# Written instruction
What is the number of lines in the data holding the word "name"? Give that number by itself.

(Figure record listings)
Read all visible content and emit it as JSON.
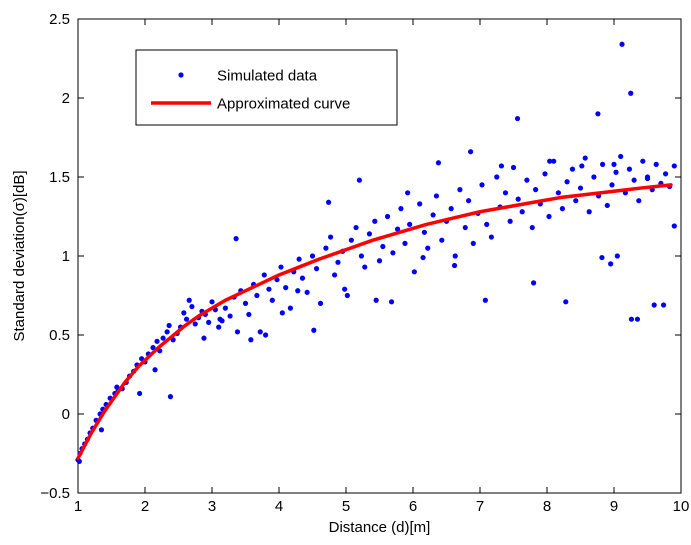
{
  "chart_data": {
    "type": "scatter",
    "title": "",
    "xlabel": "Distance (d)[m]",
    "ylabel": "Standard deviation(σ)[dB]",
    "xlim": [
      1,
      10
    ],
    "ylim": [
      -0.5,
      2.5
    ],
    "xticks": [
      1,
      2,
      3,
      4,
      5,
      6,
      7,
      8,
      9,
      10
    ],
    "yticks": [
      -0.5,
      0,
      0.5,
      1,
      1.5,
      2,
      2.5
    ],
    "ytick_labels": [
      "−0.5",
      "0",
      "0.5",
      "1",
      "1.5",
      "2",
      "2.5"
    ],
    "grid": false,
    "legend_position": "top-left",
    "series": [
      {
        "name": "Simulated data",
        "style": "points",
        "color": "#0000ff",
        "x": [
          1.0,
          1.03,
          1.06,
          1.1,
          1.14,
          1.18,
          1.22,
          1.27,
          1.33,
          1.37,
          1.42,
          1.48,
          1.55,
          1.6,
          1.66,
          1.72,
          1.77,
          1.83,
          1.88,
          1.95,
          2.0,
          2.05,
          2.12,
          2.18,
          2.22,
          2.27,
          2.33,
          2.36,
          2.42,
          2.48,
          2.53,
          2.58,
          2.62,
          2.7,
          2.75,
          2.8,
          2.85,
          2.9,
          2.95,
          3.0,
          3.05,
          3.1,
          3.15,
          3.2,
          3.27,
          3.33,
          3.38,
          3.43,
          3.5,
          3.55,
          3.62,
          3.67,
          3.72,
          3.78,
          3.85,
          3.9,
          3.97,
          4.03,
          4.1,
          4.17,
          4.22,
          4.3,
          4.35,
          4.42,
          4.5,
          4.56,
          4.62,
          4.7,
          4.77,
          4.83,
          4.88,
          4.95,
          5.02,
          5.08,
          5.15,
          5.23,
          5.28,
          5.35,
          5.43,
          5.5,
          5.55,
          5.62,
          5.7,
          5.77,
          5.82,
          5.88,
          5.95,
          6.02,
          6.1,
          6.17,
          6.22,
          6.3,
          6.35,
          6.43,
          6.5,
          6.57,
          6.63,
          6.7,
          6.78,
          6.83,
          6.9,
          6.97,
          7.03,
          7.1,
          7.17,
          7.25,
          7.3,
          7.38,
          7.45,
          7.5,
          7.57,
          7.63,
          7.7,
          7.78,
          7.83,
          7.9,
          7.97,
          8.03,
          8.1,
          8.17,
          8.23,
          8.3,
          8.38,
          8.43,
          8.5,
          8.57,
          8.63,
          8.7,
          8.77,
          8.83,
          8.9,
          8.97,
          9.03,
          9.1,
          9.17,
          9.23,
          9.3,
          9.37,
          9.43,
          9.5,
          9.57,
          9.63,
          9.7,
          9.77,
          9.83,
          9.9,
          1.02,
          1.35,
          1.58,
          1.92,
          2.15,
          2.38,
          2.66,
          2.88,
          3.12,
          3.36,
          3.58,
          3.8,
          4.05,
          4.28,
          4.52,
          4.74,
          4.98,
          5.2,
          5.45,
          5.68,
          5.92,
          6.15,
          6.38,
          6.62,
          6.86,
          7.08,
          7.32,
          7.56,
          7.8,
          8.04,
          8.28,
          8.52,
          8.76,
          9.0,
          9.26,
          9.5,
          9.74,
          9.9
        ],
        "y": [
          -0.29,
          -0.25,
          -0.22,
          -0.19,
          -0.16,
          -0.12,
          -0.09,
          -0.04,
          0.0,
          0.03,
          0.06,
          0.1,
          0.13,
          0.15,
          0.16,
          0.2,
          0.24,
          0.27,
          0.31,
          0.35,
          0.33,
          0.38,
          0.42,
          0.46,
          0.4,
          0.48,
          0.52,
          0.56,
          0.47,
          0.51,
          0.55,
          0.64,
          0.6,
          0.68,
          0.57,
          0.61,
          0.65,
          0.63,
          0.58,
          0.71,
          0.66,
          0.55,
          0.59,
          0.67,
          0.62,
          0.74,
          0.52,
          0.78,
          0.7,
          0.63,
          0.82,
          0.75,
          0.52,
          0.88,
          0.79,
          0.72,
          0.85,
          0.93,
          0.8,
          0.67,
          0.9,
          0.98,
          0.86,
          0.77,
          1.0,
          0.92,
          0.7,
          1.05,
          1.12,
          0.88,
          0.96,
          1.03,
          0.75,
          1.1,
          1.18,
          1.0,
          0.93,
          1.14,
          1.22,
          0.97,
          1.06,
          1.25,
          1.02,
          1.17,
          1.3,
          1.08,
          1.2,
          0.9,
          1.33,
          1.15,
          1.05,
          1.26,
          1.38,
          1.1,
          1.22,
          1.3,
          1.0,
          1.42,
          1.18,
          1.35,
          1.08,
          1.27,
          1.45,
          1.2,
          1.12,
          1.5,
          1.31,
          1.4,
          1.22,
          1.56,
          1.36,
          1.28,
          1.48,
          1.18,
          1.42,
          1.33,
          1.52,
          1.25,
          1.6,
          1.4,
          1.3,
          1.47,
          1.55,
          1.35,
          1.43,
          1.62,
          1.28,
          1.5,
          1.38,
          1.58,
          1.32,
          1.45,
          1.53,
          1.63,
          1.4,
          1.55,
          1.48,
          1.35,
          1.6,
          1.5,
          1.42,
          1.58,
          1.46,
          1.52,
          1.44,
          1.57,
          -0.3,
          -0.1,
          0.17,
          0.13,
          0.28,
          0.11,
          0.72,
          0.48,
          0.6,
          1.11,
          0.47,
          0.5,
          0.64,
          0.78,
          0.53,
          1.34,
          0.79,
          1.48,
          0.72,
          0.71,
          1.4,
          0.99,
          1.59,
          0.94,
          1.66,
          0.72,
          1.57,
          1.87,
          0.83,
          1.6,
          0.71,
          1.57,
          1.9,
          1.58,
          0.6,
          1.49,
          0.69,
          1.19
        ],
        "extra_points": {
          "x": [
            9.12,
            9.25,
            9.35,
            9.6,
            8.95,
            9.05,
            8.82
          ],
          "y": [
            2.34,
            2.03,
            0.6,
            0.69,
            0.95,
            1.0,
            0.99
          ]
        }
      },
      {
        "name": "Approximated curve",
        "style": "line",
        "color": "#ff0000",
        "x": [
          1.0,
          1.1,
          1.2,
          1.3,
          1.4,
          1.5,
          1.6,
          1.7,
          1.8,
          1.9,
          2.0,
          2.2,
          2.4,
          2.6,
          2.8,
          3.0,
          3.2,
          3.4,
          3.6,
          3.8,
          4.0,
          4.3,
          4.6,
          5.0,
          5.4,
          5.8,
          6.2,
          6.6,
          7.0,
          7.4,
          7.8,
          8.2,
          8.6,
          9.0,
          9.4,
          9.85
        ],
        "y": [
          -0.28,
          -0.2,
          -0.12,
          -0.05,
          0.02,
          0.08,
          0.14,
          0.2,
          0.25,
          0.3,
          0.34,
          0.42,
          0.49,
          0.56,
          0.62,
          0.67,
          0.72,
          0.76,
          0.8,
          0.84,
          0.88,
          0.93,
          0.98,
          1.04,
          1.1,
          1.15,
          1.2,
          1.24,
          1.28,
          1.31,
          1.34,
          1.37,
          1.39,
          1.41,
          1.43,
          1.45
        ]
      }
    ]
  }
}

# Problem solution
2